Each record below should be repeated precisely as written.

* Dataset extract

*-*-*

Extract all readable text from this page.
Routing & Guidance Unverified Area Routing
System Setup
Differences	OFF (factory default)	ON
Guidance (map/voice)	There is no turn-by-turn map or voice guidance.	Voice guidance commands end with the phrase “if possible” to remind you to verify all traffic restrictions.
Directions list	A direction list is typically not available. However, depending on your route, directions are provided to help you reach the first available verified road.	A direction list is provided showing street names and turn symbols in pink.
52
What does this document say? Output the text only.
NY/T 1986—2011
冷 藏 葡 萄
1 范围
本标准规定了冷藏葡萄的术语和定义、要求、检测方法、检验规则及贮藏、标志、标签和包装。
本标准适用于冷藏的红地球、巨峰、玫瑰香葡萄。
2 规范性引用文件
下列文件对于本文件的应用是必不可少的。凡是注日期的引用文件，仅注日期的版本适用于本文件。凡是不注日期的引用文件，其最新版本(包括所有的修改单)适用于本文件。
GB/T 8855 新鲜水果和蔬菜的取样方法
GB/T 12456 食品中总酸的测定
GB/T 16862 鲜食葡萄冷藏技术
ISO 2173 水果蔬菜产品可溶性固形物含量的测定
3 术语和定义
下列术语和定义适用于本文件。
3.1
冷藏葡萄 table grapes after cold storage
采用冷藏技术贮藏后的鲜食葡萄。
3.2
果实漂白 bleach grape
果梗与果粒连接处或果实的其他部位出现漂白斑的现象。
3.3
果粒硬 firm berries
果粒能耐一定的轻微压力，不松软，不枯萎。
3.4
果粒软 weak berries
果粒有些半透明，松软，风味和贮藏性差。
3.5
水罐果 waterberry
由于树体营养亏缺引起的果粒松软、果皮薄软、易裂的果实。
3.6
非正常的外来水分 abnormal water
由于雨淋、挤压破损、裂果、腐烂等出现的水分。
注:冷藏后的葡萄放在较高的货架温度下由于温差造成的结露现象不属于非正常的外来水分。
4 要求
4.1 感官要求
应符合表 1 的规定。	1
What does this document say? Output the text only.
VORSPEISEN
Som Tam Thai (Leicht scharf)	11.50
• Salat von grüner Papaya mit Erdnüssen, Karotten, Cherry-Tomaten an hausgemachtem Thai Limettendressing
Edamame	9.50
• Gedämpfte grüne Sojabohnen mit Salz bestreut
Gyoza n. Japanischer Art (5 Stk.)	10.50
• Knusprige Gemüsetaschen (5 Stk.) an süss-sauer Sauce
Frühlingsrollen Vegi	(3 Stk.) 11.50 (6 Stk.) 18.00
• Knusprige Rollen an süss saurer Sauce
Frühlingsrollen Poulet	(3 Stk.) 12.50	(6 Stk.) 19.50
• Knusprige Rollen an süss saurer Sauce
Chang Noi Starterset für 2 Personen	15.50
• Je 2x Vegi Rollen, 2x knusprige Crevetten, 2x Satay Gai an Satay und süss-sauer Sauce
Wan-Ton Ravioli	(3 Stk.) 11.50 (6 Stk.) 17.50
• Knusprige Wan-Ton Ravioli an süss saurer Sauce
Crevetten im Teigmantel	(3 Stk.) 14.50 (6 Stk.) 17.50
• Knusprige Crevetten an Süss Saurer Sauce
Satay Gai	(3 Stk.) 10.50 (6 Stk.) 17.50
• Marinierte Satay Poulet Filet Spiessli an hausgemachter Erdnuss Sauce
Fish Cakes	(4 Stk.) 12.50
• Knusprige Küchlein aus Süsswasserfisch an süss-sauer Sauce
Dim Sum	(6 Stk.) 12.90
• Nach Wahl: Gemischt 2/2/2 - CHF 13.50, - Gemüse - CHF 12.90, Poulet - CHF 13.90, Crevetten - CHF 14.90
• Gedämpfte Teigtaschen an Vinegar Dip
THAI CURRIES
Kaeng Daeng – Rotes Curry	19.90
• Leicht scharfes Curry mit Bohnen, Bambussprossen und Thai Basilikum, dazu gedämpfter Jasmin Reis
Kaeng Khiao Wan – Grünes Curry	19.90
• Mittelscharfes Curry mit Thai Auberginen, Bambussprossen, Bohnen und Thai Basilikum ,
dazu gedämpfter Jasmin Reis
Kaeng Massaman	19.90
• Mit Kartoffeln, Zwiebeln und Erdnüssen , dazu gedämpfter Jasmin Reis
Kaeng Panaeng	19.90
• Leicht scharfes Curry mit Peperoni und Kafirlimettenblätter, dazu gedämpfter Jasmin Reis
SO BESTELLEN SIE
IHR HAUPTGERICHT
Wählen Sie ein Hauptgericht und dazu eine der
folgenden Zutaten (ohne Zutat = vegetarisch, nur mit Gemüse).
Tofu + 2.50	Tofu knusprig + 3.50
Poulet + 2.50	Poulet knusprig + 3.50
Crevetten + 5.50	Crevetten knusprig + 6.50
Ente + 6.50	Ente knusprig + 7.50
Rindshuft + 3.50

*-*-*

* Result for this task
Extract all readable text from this page.
Routing & Guidance Unverified Area Routing
System Setup
Differences	OFF (factory default)	ON
Guidance (map/voice)	There is no turn-by-turn map or voice guidance.	Voice guidance commands end with the phrase “if possible” to remind you to verify all traffic restrictions.
Directions list	A direction list is typically not available. However, depending on your route, directions are provided to help you reach the first available verified road.	A direction list is provided showing street names and turn symbols in pink.
52
What does this document say? Output the text only.
NY/T 1986—2011
冷 藏 葡 萄
1 范围
本标准规定了冷藏葡萄的术语和定义、要求、检测方法、检验规则及贮藏、标志、标签和包装。
本标准适用于冷藏的红地球、巨峰、玫瑰香葡萄。
2 规范性引用文件
下列文件对于本文件的应用是必不可少的。凡是注日期的引用文件，仅注日期的版本适用于本文件。凡是不注日期的引用文件，其最新版本(包括所有的修改单)适用于本文件。
GB/T 8855 新鲜水果和蔬菜的取样方法
GB/T 12456 食品中总酸的测定
GB/T 16862 鲜食葡萄冷藏技术
ISO 2173 水果蔬菜产品可溶性固形物含量的测定
3 术语和定义
下列术语和定义适用于本文件。
3.1
冷藏葡萄 table grapes after cold storage
采用冷藏技术贮藏后的鲜食葡萄。
3.2
果实漂白 bleach grape
果梗与果粒连接处或果实的其他部位出现漂白斑的现象。
3.3
果粒硬 firm berries
果粒能耐一定的轻微压力，不松软，不枯萎。
3.4
果粒软 weak berries
果粒有些半透明，松软，风味和贮藏性差。
3.5
水罐果 waterberry
由于树体营养亏缺引起的果粒松软、果皮薄软、易裂的果实。
3.6
非正常的外来水分 abnormal water
由于雨淋、挤压破损、裂果、腐烂等出现的水分。
注:冷藏后的葡萄放在较高的货架温度下由于温差造成的结露现象不属于非正常的外来水分。
4 要求
4.1 感官要求
应符合表 1 的规定。	1
What does this document say? Output the text only.
VORSPEISEN
Som Tam Thai (Leicht scharf)	11.50
• Salat von grüner Papaya mit Erdnüssen, Karotten, Cherry-Tomaten an hausgemachtem Thai Limettendressing
Edamame	9.50
• Gedämpfte grüne Sojabohnen mit Salz bestreut
Gyoza n. Japanischer Art (5 Stk.)	10.50
• Knusprige Gemüsetaschen (5 Stk.) an süss-sauer Sauce
Frühlingsrollen Vegi	(3 Stk.) 11.50 (6 Stk.) 18.00
• Knusprige Rollen an süss saurer Sauce
Frühlingsrollen Poulet	(3 Stk.) 12.50	(6 Stk.) 19.50
• Knusprige Rollen an süss saurer Sauce
Chang Noi Starterset für 2 Personen	15.50
• Je 2x Vegi Rollen, 2x knusprige Crevetten, 2x Satay Gai an Satay und süss-sauer Sauce
Wan-Ton Ravioli	(3 Stk.) 11.50 (6 Stk.) 17.50
• Knusprige Wan-Ton Ravioli an süss saurer Sauce
Crevetten im Teigmantel	(3 Stk.) 14.50 (6 Stk.) 17.50
• Knusprige Crevetten an Süss Saurer Sauce
Satay Gai	(3 Stk.) 10.50 (6 Stk.) 17.50
• Marinierte Satay Poulet Filet Spiessli an hausgemachter Erdnuss Sauce
Fish Cakes	(4 Stk.) 12.50
• Knusprige Küchlein aus Süsswasserfisch an süss-sauer Sauce
Dim Sum	(6 Stk.) 12.90
• Nach Wahl: Gemischt 2/2/2 - CHF 13.50, - Gemüse - CHF 12.90, Poulet - CHF 13.90, Crevetten - CHF 14.90
• Gedämpfte Teigtaschen an Vinegar Dip
THAI CURRIES
Kaeng Daeng – Rotes Curry	19.90
• Leicht scharfes Curry mit Bohnen, Bambussprossen und Thai Basilikum, dazu gedämpfter Jasmin Reis
Kaeng Khiao Wan – Grünes Curry	19.90
• Mittelscharfes Curry mit Thai Auberginen, Bambussprossen, Bohnen und Thai Basilikum ,
dazu gedämpfter Jasmin Reis
Kaeng Massaman	19.90
• Mit Kartoffeln, Zwiebeln und Erdnüssen , dazu gedämpfter Jasmin Reis
Kaeng Panaeng	19.90
• Leicht scharfes Curry mit Peperoni und Kafirlimettenblätter, dazu gedämpfter Jasmin Reis
SO BESTELLEN SIE
IHR HAUPTGERICHT
Wählen Sie ein Hauptgericht und dazu eine der
folgenden Zutaten (ohne Zutat = vegetarisch, nur mit Gemüse).
Tofu + 2.50	Tofu knusprig + 3.50
Poulet + 2.50	Poulet knusprig + 3.50
Crevetten + 5.50	Crevetten knusprig + 6.50
Ente + 6.50	Ente knusprig + 7.50
Rindshuft + 3.50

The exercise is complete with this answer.